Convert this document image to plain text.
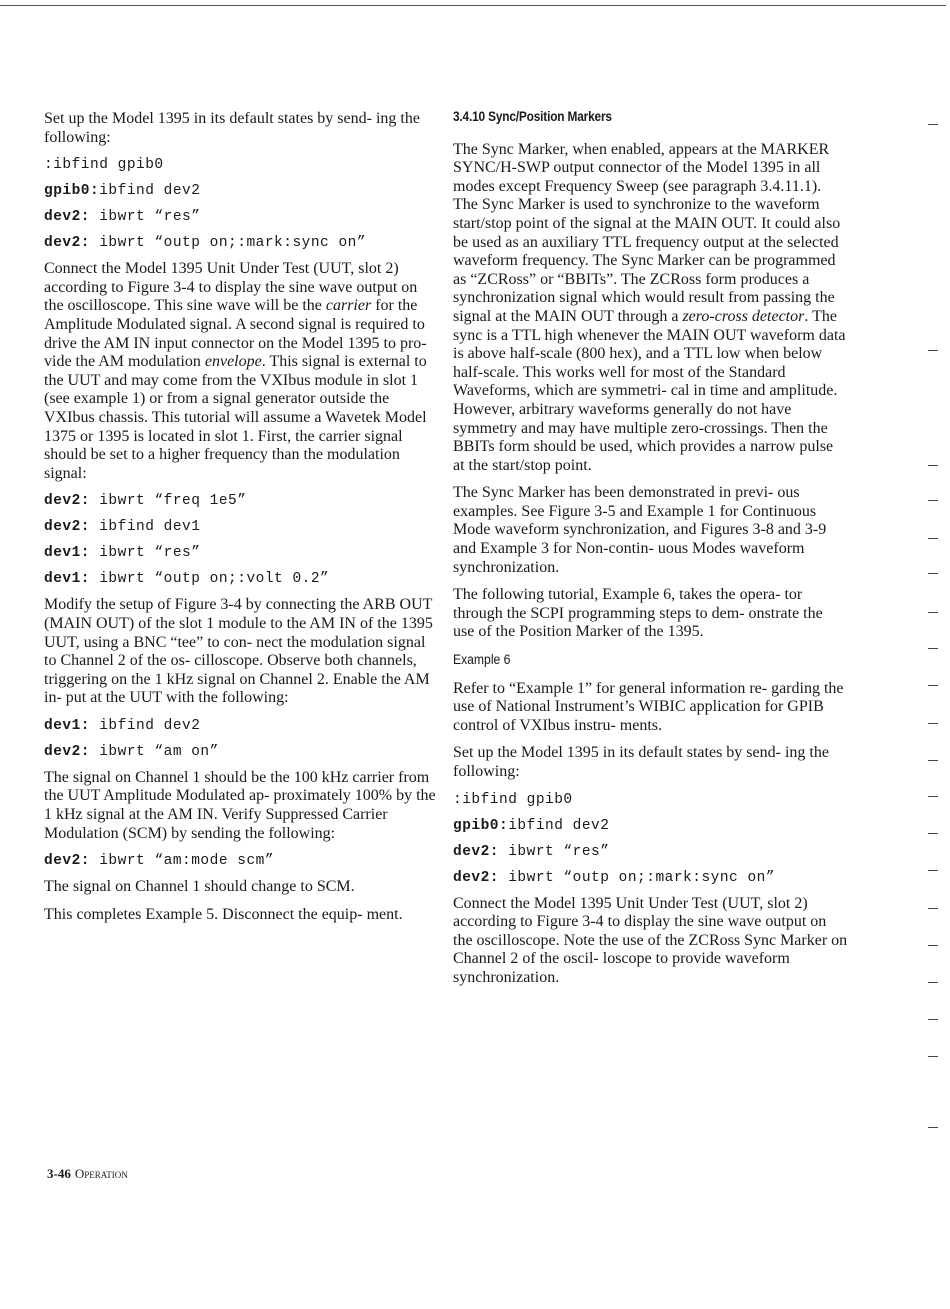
Set up the Model 1395 in its default states by send- ing the following:

:ibfind gpib0
gpib0:ibfind dev2
dev2: ibwrt “res”
dev2: ibwrt “outp on;:mark:sync on”

Connect the Model 1395 Unit Under Test (UUT, slot 2) according to Figure 3-4 to display the sine wave output on the oscilloscope. This sine wave will be the carrier for the Amplitude Modulated signal. A second signal is required to drive the AM IN input connector on the Model 1395 to pro- vide the AM modulation envelope. This signal is external to the UUT and may come from the VXIbus module in slot 1 (see example 1) or from a signal generator outside the VXIbus chassis. This tutorial will assume a Wavetek Model 1375 or 1395 is located in slot 1. First, the carrier signal should be set to a higher frequency than the modulation signal:

dev2: ibwrt “freq 1e5”
dev2: ibfind dev1
dev1: ibwrt “res”
dev1: ibwrt “outp on;:volt 0.2”

Modify the setup of Figure 3-4 by connecting the ARB OUT (MAIN OUT) of the slot 1 module to the AM IN of the 1395 UUT, using a BNC “tee” to con- nect the modulation signal to Channel 2 of the os- cilloscope. Observe both channels, triggering on the 1 kHz signal on Channel 2. Enable the AM in- put at the UUT with the following:

dev1: ibfind dev2
dev2: ibwrt “am on”

The signal on Channel 1 should be the 100 kHz carrier from the UUT Amplitude Modulated ap- proximately 100% by the 1 kHz signal at the AM IN. Verify Suppressed Carrier Modulation (SCM) by sending the following:

dev2: ibwrt “am:mode scm”

The signal on Channel 1 should change to SCM.

This completes Example 5. Disconnect the equip- ment.

3.4.10 Sync/Position Markers

The Sync Marker, when enabled, appears at the MARKER SYNC/H-SWP output connector of the Model 1395 in all modes except Frequency Sweep (see paragraph 3.4.11.1). The Sync Marker is used to synchronize to the waveform start/stop point of the signal at the MAIN OUT. It could also be used as an auxiliary TTL frequency output at the selected waveform frequency. The Sync Marker can be programmed as “ZCRoss” or “BBITs”. The ZCRoss form produces a synchronization signal which would result from passing the signal at the MAIN OUT through a zero-cross detector. The sync is a TTL high whenever the MAIN OUT waveform data is above half-scale (800 hex), and a TTL low when below half-scale. This works well for most of the Standard Waveforms, which are symmetri- cal in time and amplitude. However, arbitrary waveforms generally do not have symmetry and may have multiple zero-crossings. Then the BBITs form should be used, which provides a narrow pulse at the start/stop point.

The Sync Marker has been demonstrated in previ- ous examples. See Figure 3-5 and Example 1 for Continuous Mode waveform synchronization, and Figures 3-8 and 3-9 and Example 3 for Non-contin- uous Modes waveform synchronization.

The following tutorial, Example 6, takes the opera- tor through the SCPI programming steps to dem- onstrate the use of the Position Marker of the 1395.

Example 6

Refer to “Example 1” for general information re- garding the use of National Instrument’s WIBIC application for GPIB control of VXIbus instru- ments.

Set up the Model 1395 in its default states by send- ing the following:

:ibfind gpib0
gpib0:ibfind dev2
dev2: ibwrt “res”
dev2: ibwrt “outp on;:mark:sync on”

Connect the Model 1395 Unit Under Test (UUT, slot 2) according to Figure 3-4 to display the sine wave output on the oscilloscope. Note the use of the ZCRoss Sync Marker on Channel 2 of the oscil- loscope to provide waveform synchronization.

3-46 Operation
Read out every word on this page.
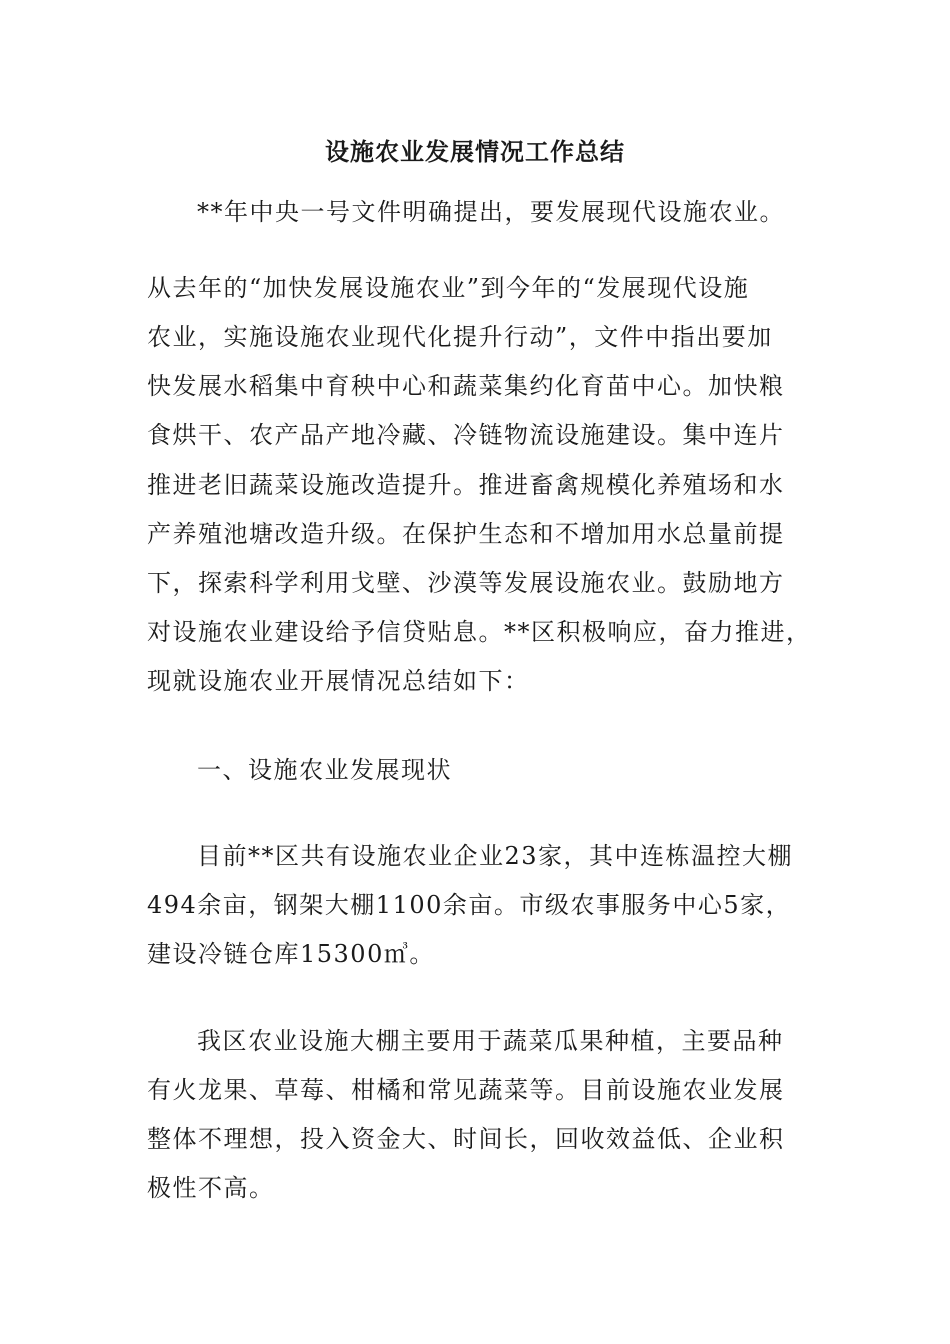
设施农业发展情况工作总结
**年中央一号文件明确提出，要发展现代设施农业。
从去年的“加快发展设施农业”到今年的“发展现代设施
农业，实施设施农业现代化提升行动”，文件中指出要加
快发展水稻集中育秧中心和蔬菜集约化育苗中心。加快粮
食烘干、农产品产地冷藏、冷链物流设施建设。集中连片
推进老旧蔬菜设施改造提升。推进畜禽规模化养殖场和水
产养殖池塘改造升级。在保护生态和不增加用水总量前提
下，探索科学利用戈壁、沙漠等发展设施农业。鼓励地方
对设施农业建设给予信贷贴息。**区积极响应，奋力推进，
现就设施农业开展情况总结如下：
一、设施农业发展现状
目前**区共有设施农业企业23家，其中连栋温控大棚
494余亩，钢架大棚1100余亩。市级农事服务中心5家，
建设冷链仓库15300㎥。
我区农业设施大棚主要用于蔬菜瓜果种植，主要品种
有火龙果、草莓、柑橘和常见蔬菜等。目前设施农业发展
整体不理想，投入资金大、时间长，回收效益低、企业积
极性不高。
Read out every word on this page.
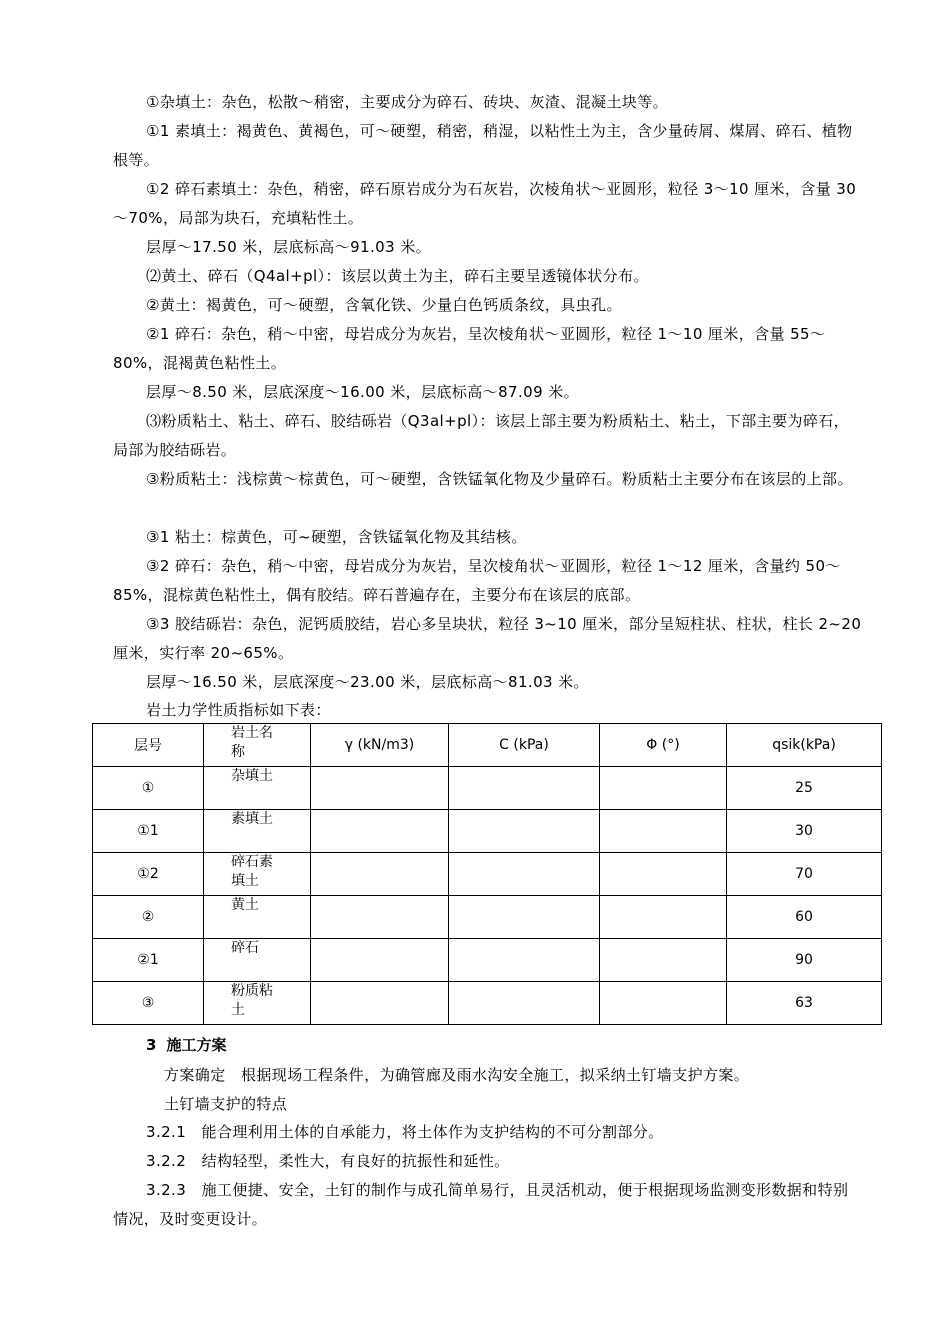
①杂填土：杂色，松散～稍密，主要成分为碎石、砖块、灰渣、混凝土块等。

①1 素填土：褐黄色、黄褐色，可～硬塑，稍密，稍湿，以粘性土为主，含少量砖屑、煤屑、碎石、植物根等。

①2 碎石素填土：杂色，稍密，碎石原岩成分为石灰岩，次棱角状～亚圆形，粒径 3～10 厘米，含量 30～70%，局部为块石，充填粘性土。

层厚～17.50 米，层底标高～91.03 米。

⑵黄土、碎石（Q4al+pl）：该层以黄土为主，碎石主要呈透镜体状分布。

②黄土：褐黄色，可～硬塑，含氧化铁、少量白色钙质条纹，具虫孔。

②1 碎石：杂色，稍～中密，母岩成分为灰岩，呈次棱角状～亚圆形，粒径 1～10 厘米，含量 55～80%，混褐黄色粘性土。

层厚～8.50 米，层底深度～16.00 米，层底标高～87.09 米。

⑶粉质粘土、粘土、碎石、胶结砾岩（Q3al+pl）：该层上部主要为粉质粘土、粘土，下部主要为碎石，局部为胶结砾岩。

③粉质粘土：浅棕黄～棕黄色，可～硬塑，含铁锰氧化物及少量碎石。粉质粘土主要分布在该层的上部。

③1 粘土：棕黄色，可~硬塑，含铁锰氧化物及其结核。

③2 碎石：杂色，稍～中密，母岩成分为灰岩，呈次棱角状～亚圆形，粒径 1～12 厘米，含量约 50～85%，混棕黄色粘性土，偶有胶结。碎石普遍存在，主要分布在该层的底部。

③3 胶结砾岩：杂色，泥钙质胶结，岩心多呈块状，粒径 3~10 厘米，部分呈短柱状、柱状，柱长 2~20 厘米，实行率 20~65%。

层厚～16.50 米，层底深度～23.00 米，层底标高～81.03 米。

岩土力学性质指标如下表：

层号	岩土名称	γ (kN/m3)	C (kPa)	Φ (°)	qsik(kPa)
①	杂填土				25
①1	素填土				30
①2	碎石素填土				70
②	黄土				60
②1	碎石				90
③	粉质粘土				63
3 施工方案

方案确定　根据现场工程条件，为确管廊及雨水沟安全施工，拟采纳土钉墙支护方案。

土钉墙支护的特点

3.2.1　能合理利用土体的自承能力，将土体作为支护结构的不可分割部分。

3.2.2　结构轻型，柔性大，有良好的抗振性和延性。

3.2.3　施工便捷、安全，土钉的制作与成孔简单易行，且灵活机动，便于根据现场监测变形数据和特别情况，及时变更设计。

Stated exercise — Copy out all of the material exactly as written, without its pictures.

Response to this exercise —
Convert this document image to plain text.
Set up the Model 1395 in its default states by send- ing the following:

:ibfind gpib0
gpib0:ibfind dev2
dev2: ibwrt “res”
dev2: ibwrt “outp on;:mark:sync on”

Connect the Model 1395 Unit Under Test (UUT, slot 2) according to Figure 3-4 to display the sine wave output on the oscilloscope. This sine wave will be the carrier for the Amplitude Modulated signal. A second signal is required to drive the AM IN input connector on the Model 1395 to pro- vide the AM modulation envelope. This signal is external to the UUT and may come from the VXIbus module in slot 1 (see example 1) or from a signal generator outside the VXIbus chassis. This tutorial will assume a Wavetek Model 1375 or 1395 is located in slot 1. First, the carrier signal should be set to a higher frequency than the modulation signal:

dev2: ibwrt “freq 1e5”
dev2: ibfind dev1
dev1: ibwrt “res”
dev1: ibwrt “outp on;:volt 0.2”

Modify the setup of Figure 3-4 by connecting the ARB OUT (MAIN OUT) of the slot 1 module to the AM IN of the 1395 UUT, using a BNC “tee” to con- nect the modulation signal to Channel 2 of the os- cilloscope. Observe both channels, triggering on the 1 kHz signal on Channel 2. Enable the AM in- put at the UUT with the following:

dev1: ibfind dev2
dev2: ibwrt “am on”

The signal on Channel 1 should be the 100 kHz carrier from the UUT Amplitude Modulated ap- proximately 100% by the 1 kHz signal at the AM IN. Verify Suppressed Carrier Modulation (SCM) by sending the following:

dev2: ibwrt “am:mode scm”

The signal on Channel 1 should change to SCM.

This completes Example 5. Disconnect the equip- ment.

3.4.10 Sync/Position Markers

The Sync Marker, when enabled, appears at the MARKER SYNC/H-SWP output connector of the Model 1395 in all modes except Frequency Sweep (see paragraph 3.4.11.1). The Sync Marker is used to synchronize to the waveform start/stop point of the signal at the MAIN OUT. It could also be used as an auxiliary TTL frequency output at the selected waveform frequency. The Sync Marker can be programmed as “ZCRoss” or “BBITs”. The ZCRoss form produces a synchronization signal which would result from passing the signal at the MAIN OUT through a zero-cross detector. The sync is a TTL high whenever the MAIN OUT waveform data is above half-scale (800 hex), and a TTL low when below half-scale. This works well for most of the Standard Waveforms, which are symmetri- cal in time and amplitude. However, arbitrary waveforms generally do not have symmetry and may have multiple zero-crossings. Then the BBITs form should be used, which provides a narrow pulse at the start/stop point.

The Sync Marker has been demonstrated in previ- ous examples. See Figure 3-5 and Example 1 for Continuous Mode waveform synchronization, and Figures 3-8 and 3-9 and Example 3 for Non-contin- uous Modes waveform synchronization.

The following tutorial, Example 6, takes the opera- tor through the SCPI programming steps to dem- onstrate the use of the Position Marker of the 1395.

Example 6

Refer to “Example 1” for general information re- garding the use of National Instrument’s WIBIC application for GPIB control of VXIbus instru- ments.

Set up the Model 1395 in its default states by send- ing the following:

:ibfind gpib0
gpib0:ibfind dev2
dev2: ibwrt “res”
dev2: ibwrt “outp on;:mark:sync on”

Connect the Model 1395 Unit Under Test (UUT, slot 2) according to Figure 3-4 to display the sine wave output on the oscilloscope. Note the use of the ZCRoss Sync Marker on Channel 2 of the oscil- loscope to provide waveform synchronization.

3-46 Operation
Read out every word on this page.
设施农业发展情况工作总结
**年中央一号文件明确提出，要发展现代设施农业。
从去年的“加快发展设施农业”到今年的“发展现代设施
农业，实施设施农业现代化提升行动”，文件中指出要加
快发展水稻集中育秧中心和蔬菜集约化育苗中心。加快粮
食烘干、农产品产地冷藏、冷链物流设施建设。集中连片
推进老旧蔬菜设施改造提升。推进畜禽规模化养殖场和水
产养殖池塘改造升级。在保护生态和不增加用水总量前提
下，探索科学利用戈壁、沙漠等发展设施农业。鼓励地方
对设施农业建设给予信贷贴息。**区积极响应，奋力推进，
现就设施农业开展情况总结如下：
一、设施农业发展现状
目前**区共有设施农业企业23家，其中连栋温控大棚
494余亩，钢架大棚1100余亩。市级农事服务中心5家，
建设冷链仓库15300㎥。
我区农业设施大棚主要用于蔬菜瓜果种植，主要品种
有火龙果、草莓、柑橘和常见蔬菜等。目前设施农业发展
整体不理想，投入资金大、时间长，回收效益低、企业积
极性不高。
Read out every word on this page.
①杂填土：杂色，松散～稍密，主要成分为碎石、砖块、灰渣、混凝土块等。

①1 素填土：褐黄色、黄褐色，可～硬塑，稍密，稍湿，以粘性土为主，含少量砖屑、煤屑、碎石、植物根等。

①2 碎石素填土：杂色，稍密，碎石原岩成分为石灰岩，次棱角状～亚圆形，粒径 3～10 厘米，含量 30～70%，局部为块石，充填粘性土。

层厚～17.50 米，层底标高～91.03 米。

⑵黄土、碎石（Q4al+pl）：该层以黄土为主，碎石主要呈透镜体状分布。

②黄土：褐黄色，可～硬塑，含氧化铁、少量白色钙质条纹，具虫孔。

②1 碎石：杂色，稍～中密，母岩成分为灰岩，呈次棱角状～亚圆形，粒径 1～10 厘米，含量 55～80%，混褐黄色粘性土。

层厚～8.50 米，层底深度～16.00 米，层底标高～87.09 米。

⑶粉质粘土、粘土、碎石、胶结砾岩（Q3al+pl）：该层上部主要为粉质粘土、粘土，下部主要为碎石，局部为胶结砾岩。

③粉质粘土：浅棕黄～棕黄色，可～硬塑，含铁锰氧化物及少量碎石。粉质粘土主要分布在该层的上部。

③1 粘土：棕黄色，可~硬塑，含铁锰氧化物及其结核。

③2 碎石：杂色，稍～中密，母岩成分为灰岩，呈次棱角状～亚圆形，粒径 1～12 厘米，含量约 50～85%，混棕黄色粘性土，偶有胶结。碎石普遍存在，主要分布在该层的底部。

③3 胶结砾岩：杂色，泥钙质胶结，岩心多呈块状，粒径 3~10 厘米，部分呈短柱状、柱状，柱长 2~20 厘米，实行率 20~65%。

层厚～16.50 米，层底深度～23.00 米，层底标高～81.03 米。

岩土力学性质指标如下表：

层号	岩土名称	γ (kN/m3)	C (kPa)	Φ (°)	qsik(kPa)
①	杂填土				25
①1	素填土				30
①2	碎石素填土				70
②	黄土				60
②1	碎石				90
③	粉质粘土				63
3 施工方案

方案确定　根据现场工程条件，为确管廊及雨水沟安全施工，拟采纳土钉墙支护方案。

土钉墙支护的特点

3.2.1　能合理利用土体的自承能力，将土体作为支护结构的不可分割部分。

3.2.2　结构轻型，柔性大，有良好的抗振性和延性。

3.2.3　施工便捷、安全，土钉的制作与成孔简单易行，且灵活机动，便于根据现场监测变形数据和特别情况，及时变更设计。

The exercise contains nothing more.